**TASK DETAILS**
Select the lines that contain "Sídlo" and copy each of them.

Records from a data source:

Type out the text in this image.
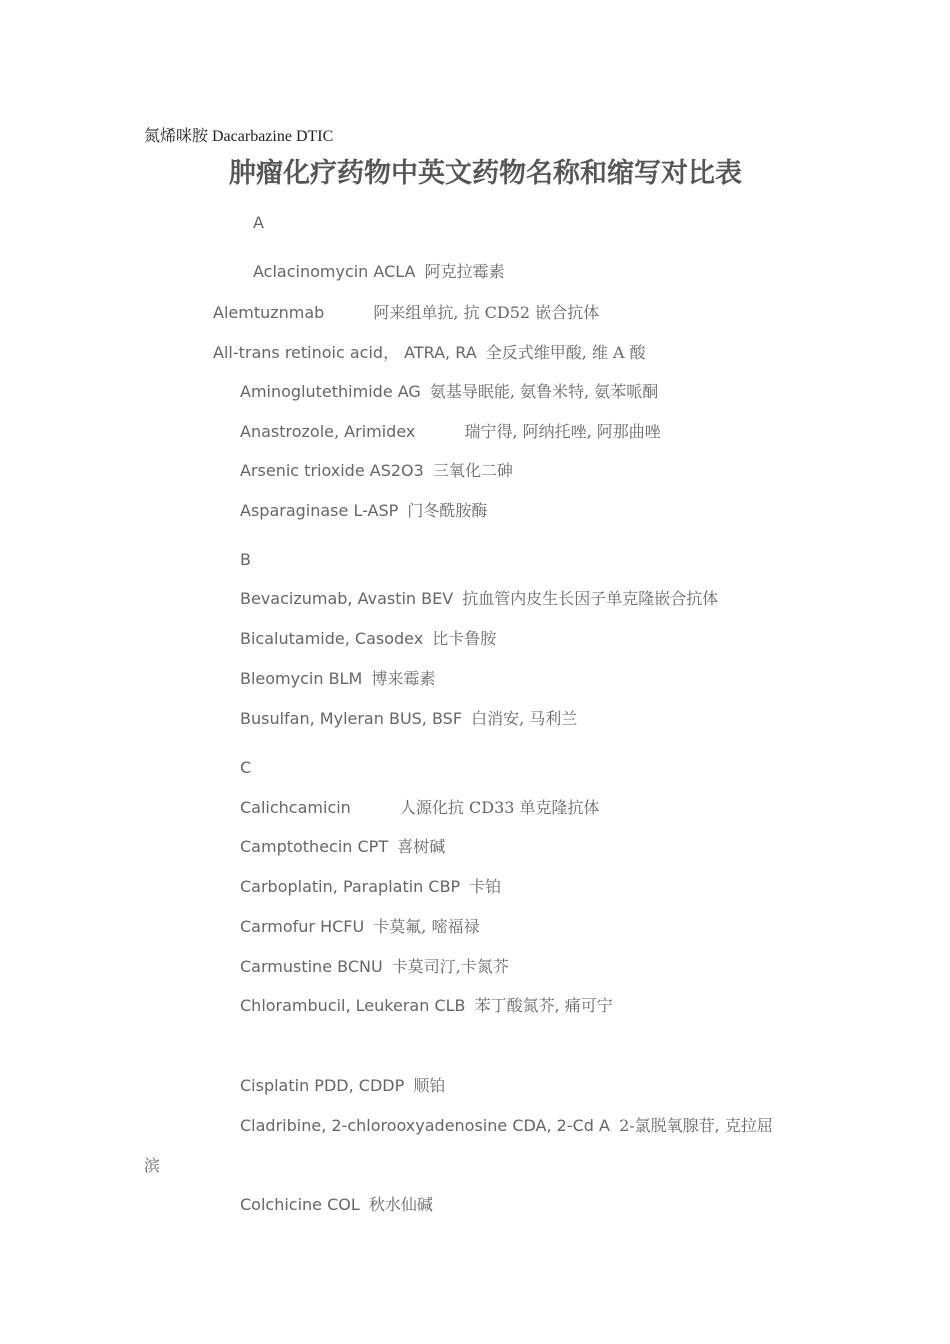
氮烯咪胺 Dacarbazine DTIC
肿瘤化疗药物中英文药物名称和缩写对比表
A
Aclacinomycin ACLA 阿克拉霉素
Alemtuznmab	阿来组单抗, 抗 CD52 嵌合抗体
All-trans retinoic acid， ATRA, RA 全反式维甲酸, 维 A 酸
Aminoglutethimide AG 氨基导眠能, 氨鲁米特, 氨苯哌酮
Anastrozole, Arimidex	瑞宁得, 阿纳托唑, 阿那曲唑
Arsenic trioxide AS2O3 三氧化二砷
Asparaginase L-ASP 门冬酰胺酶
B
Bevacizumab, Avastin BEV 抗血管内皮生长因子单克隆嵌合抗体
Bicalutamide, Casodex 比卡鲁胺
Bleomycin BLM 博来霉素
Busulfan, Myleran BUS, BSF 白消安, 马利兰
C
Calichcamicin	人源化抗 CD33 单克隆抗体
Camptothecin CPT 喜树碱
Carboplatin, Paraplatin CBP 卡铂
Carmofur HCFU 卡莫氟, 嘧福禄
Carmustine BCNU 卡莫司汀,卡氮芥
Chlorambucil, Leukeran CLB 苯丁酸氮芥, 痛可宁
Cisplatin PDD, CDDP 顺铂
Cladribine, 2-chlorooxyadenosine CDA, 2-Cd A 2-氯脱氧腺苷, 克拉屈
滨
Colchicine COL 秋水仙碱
---
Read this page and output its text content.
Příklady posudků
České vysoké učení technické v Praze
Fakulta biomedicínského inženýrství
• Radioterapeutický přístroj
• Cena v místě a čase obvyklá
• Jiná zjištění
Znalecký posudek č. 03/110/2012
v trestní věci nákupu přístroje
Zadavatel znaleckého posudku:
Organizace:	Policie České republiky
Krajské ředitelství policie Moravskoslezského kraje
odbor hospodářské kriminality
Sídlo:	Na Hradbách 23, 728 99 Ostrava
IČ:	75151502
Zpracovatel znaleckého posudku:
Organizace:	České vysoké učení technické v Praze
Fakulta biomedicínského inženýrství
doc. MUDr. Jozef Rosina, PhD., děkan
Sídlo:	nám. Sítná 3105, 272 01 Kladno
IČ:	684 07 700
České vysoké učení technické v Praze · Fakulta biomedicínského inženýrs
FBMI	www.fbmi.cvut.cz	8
* * *
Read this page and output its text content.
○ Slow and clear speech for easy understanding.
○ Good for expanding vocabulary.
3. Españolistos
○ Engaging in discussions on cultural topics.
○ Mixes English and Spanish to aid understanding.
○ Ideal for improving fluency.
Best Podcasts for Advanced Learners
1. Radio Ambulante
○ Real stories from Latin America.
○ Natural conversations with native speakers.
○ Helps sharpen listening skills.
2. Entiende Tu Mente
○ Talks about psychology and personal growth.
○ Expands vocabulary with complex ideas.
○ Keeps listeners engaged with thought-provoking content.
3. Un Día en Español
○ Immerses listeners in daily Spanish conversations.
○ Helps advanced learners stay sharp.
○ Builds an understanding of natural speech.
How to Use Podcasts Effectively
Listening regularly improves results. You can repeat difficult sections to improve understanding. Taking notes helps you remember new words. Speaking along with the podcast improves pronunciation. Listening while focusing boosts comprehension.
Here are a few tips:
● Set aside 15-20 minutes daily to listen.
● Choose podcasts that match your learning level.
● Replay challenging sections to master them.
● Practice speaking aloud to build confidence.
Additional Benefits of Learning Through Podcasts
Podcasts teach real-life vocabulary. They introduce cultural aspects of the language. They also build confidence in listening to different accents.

**SOLUTION BELOW**
Sídlo:	Na Hradbách 23, 728 99 Ostrava
Sídlo:	nám. Sítná 3105, 272 01 Kladno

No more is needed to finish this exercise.